▶ [TASK TO CARRY OUT]
Exclude the pictures; give every entry again exactly as written.

▶ [Records]

□ □ □

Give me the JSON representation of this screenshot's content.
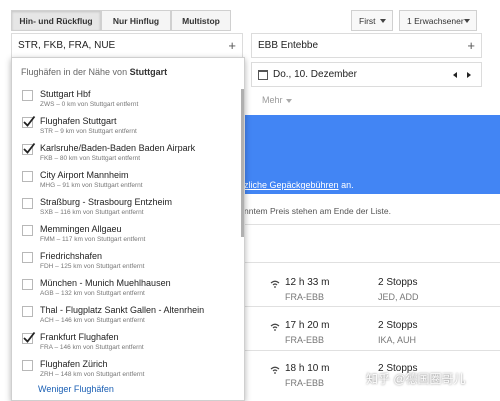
{
  "trip_types": [
    "Hin- und Rückflug",
    "Nur Hinflug",
    "Multistop"
  ],
  "cabin_class": "First",
  "passengers": "1 Erwachsener",
  "origin": {
    "value": "STR, FKB, FRA, NUE",
    "plus": "+"
  },
  "destination": {
    "value": "EBB Entebbe",
    "plus": "+"
  },
  "date": {
    "value": "Do., 10. Dezember"
  },
  "filters": {
    "more": "Mehr"
  },
  "banner": {
    "text_link": "sätzliche Gepäckgebühren",
    "text_after": " an."
  },
  "note": "nntem Preis stehen am Ende der Liste.",
  "dropdown": {
    "header_prefix": "Flughäfen in der Nähe von ",
    "header_city": "Stuttgart",
    "items": [
      {
        "name": "Stuttgart Hbf",
        "sub": "ZWS – 0 km von Stuttgart entfernt",
        "checked": false
      },
      {
        "name": "Flughafen Stuttgart",
        "sub": "STR – 9 km von Stuttgart entfernt",
        "checked": true
      },
      {
        "name": "Karlsruhe/Baden-Baden Baden Airpark",
        "sub": "FKB – 80 km von Stuttgart entfernt",
        "checked": true
      },
      {
        "name": "City Airport Mannheim",
        "sub": "MHG – 91 km von Stuttgart entfernt",
        "checked": false
      },
      {
        "name": "Straßburg - Strasbourg Entzheim",
        "sub": "SXB – 116 km von Stuttgart entfernt",
        "checked": false
      },
      {
        "name": "Memmingen Allgaeu",
        "sub": "FMM – 117 km von Stuttgart entfernt",
        "checked": false
      },
      {
        "name": "Friedrichshafen",
        "sub": "FDH – 125 km von Stuttgart entfernt",
        "checked": false
      },
      {
        "name": "München - Munich Muehlhausen",
        "sub": "AGB – 132 km von Stuttgart entfernt",
        "checked": false
      },
      {
        "name": "Thal - Flugplatz Sankt Gallen - Altenrhein",
        "sub": "ACH – 146 km von Stuttgart entfernt",
        "checked": false
      },
      {
        "name": "Frankfurt Flughafen",
        "sub": "FRA – 146 km von Stuttgart entfernt",
        "checked": true
      },
      {
        "name": "Flughafen Zürich",
        "sub": "ZRH – 148 km von Stuttgart entfernt",
        "checked": false
      }
    ],
    "footer": "Weniger Flughäfen"
  },
  "flights": [
    {
      "duration": "12 h 33 m",
      "route": "FRA-EBB",
      "stops": "2 Stopps",
      "via": "JED, ADD"
    },
    {
      "duration": "17 h 20 m",
      "route": "FRA-EBB",
      "stops": "2 Stopps",
      "via": "IKA, AUH"
    },
    {
      "duration": "18 h 10 m",
      "route": "FRA-EBB",
      "stops": "2 Stopps",
      "via": ""
    }
  ],
  "watermark": "知乎 @德国圈哥儿",
  "colors": {
    "banner": "#4285f4",
    "link": "#1a5fb4"
  }
}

□ □ □

▶ [SOLVED PROBLEM]
Give me the JSON representation of this screenshot's content.
{
  "trip_types": [
    "Hin- und Rückflug",
    "Nur Hinflug",
    "Multistop"
  ],
  "cabin_class": "First",
  "passengers": "1 Erwachsener",
  "origin": {
    "value": "STR, FKB, FRA, NUE",
    "plus": "+"
  },
  "destination": {
    "value": "EBB Entebbe",
    "plus": "+"
  },
  "date": {
    "value": "Do., 10. Dezember"
  },
  "filters": {
    "more": "Mehr"
  },
  "banner": {
    "text_link": "sätzliche Gepäckgebühren",
    "text_after": " an."
  },
  "note": "nntem Preis stehen am Ende der Liste.",
  "dropdown": {
    "header_prefix": "Flughäfen in der Nähe von ",
    "header_city": "Stuttgart",
    "items": [
      {
        "name": "Stuttgart Hbf",
        "sub": "ZWS – 0 km von Stuttgart entfernt",
        "checked": false
      },
      {
        "name": "Flughafen Stuttgart",
        "sub": "STR – 9 km von Stuttgart entfernt",
        "checked": true
      },
      {
        "name": "Karlsruhe/Baden-Baden Baden Airpark",
        "sub": "FKB – 80 km von Stuttgart entfernt",
        "checked": true
      },
      {
        "name": "City Airport Mannheim",
        "sub": "MHG – 91 km von Stuttgart entfernt",
        "checked": false
      },
      {
        "name": "Straßburg - Strasbourg Entzheim",
        "sub": "SXB – 116 km von Stuttgart entfernt",
        "checked": false
      },
      {
        "name": "Memmingen Allgaeu",
        "sub": "FMM – 117 km von Stuttgart entfernt",
        "checked": false
      },
      {
        "name": "Friedrichshafen",
        "sub": "FDH – 125 km von Stuttgart entfernt",
        "checked": false
      },
      {
        "name": "München - Munich Muehlhausen",
        "sub": "AGB – 132 km von Stuttgart entfernt",
        "checked": false
      },
      {
        "name": "Thal - Flugplatz Sankt Gallen - Altenrhein",
        "sub": "ACH – 146 km von Stuttgart entfernt",
        "checked": false
      },
      {
        "name": "Frankfurt Flughafen",
        "sub": "FRA – 146 km von Stuttgart entfernt",
        "checked": true
      },
      {
        "name": "Flughafen Zürich",
        "sub": "ZRH – 148 km von Stuttgart entfernt",
        "checked": false
      }
    ],
    "footer": "Weniger Flughäfen"
  },
  "flights": [
    {
      "duration": "12 h 33 m",
      "route": "FRA-EBB",
      "stops": "2 Stopps",
      "via": "JED, ADD"
    },
    {
      "duration": "17 h 20 m",
      "route": "FRA-EBB",
      "stops": "2 Stopps",
      "via": "IKA, AUH"
    },
    {
      "duration": "18 h 10 m",
      "route": "FRA-EBB",
      "stops": "2 Stopps",
      "via": ""
    }
  ],
  "watermark": "知乎 @德国圈哥儿",
  "colors": {
    "banner": "#4285f4",
    "link": "#1a5fb4"
  }
}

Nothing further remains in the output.